((

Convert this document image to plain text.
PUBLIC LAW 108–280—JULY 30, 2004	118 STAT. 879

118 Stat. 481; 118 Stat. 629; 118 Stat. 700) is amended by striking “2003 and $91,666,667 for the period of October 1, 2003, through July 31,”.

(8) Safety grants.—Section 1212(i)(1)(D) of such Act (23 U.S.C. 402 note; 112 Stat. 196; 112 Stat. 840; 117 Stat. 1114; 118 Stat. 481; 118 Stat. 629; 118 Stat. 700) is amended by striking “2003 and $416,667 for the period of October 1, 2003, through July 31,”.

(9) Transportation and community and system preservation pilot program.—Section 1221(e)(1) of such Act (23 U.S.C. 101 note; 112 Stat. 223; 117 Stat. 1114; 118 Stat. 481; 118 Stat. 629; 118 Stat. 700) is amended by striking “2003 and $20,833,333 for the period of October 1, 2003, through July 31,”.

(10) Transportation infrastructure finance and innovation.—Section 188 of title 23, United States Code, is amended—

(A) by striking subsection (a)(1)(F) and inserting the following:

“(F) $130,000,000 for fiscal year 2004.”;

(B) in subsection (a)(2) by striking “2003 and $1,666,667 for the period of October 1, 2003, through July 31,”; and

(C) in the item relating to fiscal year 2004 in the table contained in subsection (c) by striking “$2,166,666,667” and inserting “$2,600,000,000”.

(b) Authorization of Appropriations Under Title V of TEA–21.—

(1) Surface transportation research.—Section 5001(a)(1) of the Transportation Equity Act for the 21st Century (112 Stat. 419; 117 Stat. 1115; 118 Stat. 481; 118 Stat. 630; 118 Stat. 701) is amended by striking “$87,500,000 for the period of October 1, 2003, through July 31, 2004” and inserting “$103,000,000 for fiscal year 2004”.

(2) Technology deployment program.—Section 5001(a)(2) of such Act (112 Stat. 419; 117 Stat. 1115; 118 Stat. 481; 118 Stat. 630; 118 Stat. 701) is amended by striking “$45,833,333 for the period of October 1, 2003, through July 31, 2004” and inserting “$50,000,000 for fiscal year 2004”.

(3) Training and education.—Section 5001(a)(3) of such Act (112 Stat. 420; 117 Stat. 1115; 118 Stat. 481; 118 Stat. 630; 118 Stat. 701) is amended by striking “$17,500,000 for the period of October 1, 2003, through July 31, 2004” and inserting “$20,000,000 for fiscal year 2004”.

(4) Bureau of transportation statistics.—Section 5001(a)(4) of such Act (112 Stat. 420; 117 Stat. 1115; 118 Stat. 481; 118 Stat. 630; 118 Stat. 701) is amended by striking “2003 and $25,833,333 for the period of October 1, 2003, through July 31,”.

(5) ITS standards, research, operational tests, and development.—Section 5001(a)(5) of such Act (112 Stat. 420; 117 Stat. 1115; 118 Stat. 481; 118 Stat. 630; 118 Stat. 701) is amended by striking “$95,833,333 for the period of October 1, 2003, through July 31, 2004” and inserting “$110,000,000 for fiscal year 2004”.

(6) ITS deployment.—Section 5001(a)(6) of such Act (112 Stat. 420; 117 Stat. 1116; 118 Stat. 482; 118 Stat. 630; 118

))

Output all of the data above without any alteration.

> [Exercise output]:
Convert this document image to plain text.
PUBLIC LAW 108–280—JULY 30, 2004	118 STAT. 879

118 Stat. 481; 118 Stat. 629; 118 Stat. 700) is amended by striking “2003 and $91,666,667 for the period of October 1, 2003, through July 31,”.

(8) Safety grants.—Section 1212(i)(1)(D) of such Act (23 U.S.C. 402 note; 112 Stat. 196; 112 Stat. 840; 117 Stat. 1114; 118 Stat. 481; 118 Stat. 629; 118 Stat. 700) is amended by striking “2003 and $416,667 for the period of October 1, 2003, through July 31,”.

(9) Transportation and community and system preservation pilot program.—Section 1221(e)(1) of such Act (23 U.S.C. 101 note; 112 Stat. 223; 117 Stat. 1114; 118 Stat. 481; 118 Stat. 629; 118 Stat. 700) is amended by striking “2003 and $20,833,333 for the period of October 1, 2003, through July 31,”.

(10) Transportation infrastructure finance and innovation.—Section 188 of title 23, United States Code, is amended—

(A) by striking subsection (a)(1)(F) and inserting the following:

“(F) $130,000,000 for fiscal year 2004.”;

(B) in subsection (a)(2) by striking “2003 and $1,666,667 for the period of October 1, 2003, through July 31,”; and

(C) in the item relating to fiscal year 2004 in the table contained in subsection (c) by striking “$2,166,666,667” and inserting “$2,600,000,000”.

(b) Authorization of Appropriations Under Title V of TEA–21.—

(1) Surface transportation research.—Section 5001(a)(1) of the Transportation Equity Act for the 21st Century (112 Stat. 419; 117 Stat. 1115; 118 Stat. 481; 118 Stat. 630; 118 Stat. 701) is amended by striking “$87,500,000 for the period of October 1, 2003, through July 31, 2004” and inserting “$103,000,000 for fiscal year 2004”.

(2) Technology deployment program.—Section 5001(a)(2) of such Act (112 Stat. 419; 117 Stat. 1115; 118 Stat. 481; 118 Stat. 630; 118 Stat. 701) is amended by striking “$45,833,333 for the period of October 1, 2003, through July 31, 2004” and inserting “$50,000,000 for fiscal year 2004”.

(3) Training and education.—Section 5001(a)(3) of such Act (112 Stat. 420; 117 Stat. 1115; 118 Stat. 481; 118 Stat. 630; 118 Stat. 701) is amended by striking “$17,500,000 for the period of October 1, 2003, through July 31, 2004” and inserting “$20,000,000 for fiscal year 2004”.

(4) Bureau of transportation statistics.—Section 5001(a)(4) of such Act (112 Stat. 420; 117 Stat. 1115; 118 Stat. 481; 118 Stat. 630; 118 Stat. 701) is amended by striking “2003 and $25,833,333 for the period of October 1, 2003, through July 31,”.

(5) ITS standards, research, operational tests, and development.—Section 5001(a)(5) of such Act (112 Stat. 420; 117 Stat. 1115; 118 Stat. 481; 118 Stat. 630; 118 Stat. 701) is amended by striking “$95,833,333 for the period of October 1, 2003, through July 31, 2004” and inserting “$110,000,000 for fiscal year 2004”.

(6) ITS deployment.—Section 5001(a)(6) of such Act (112 Stat. 420; 117 Stat. 1116; 118 Stat. 482; 118 Stat. 630; 118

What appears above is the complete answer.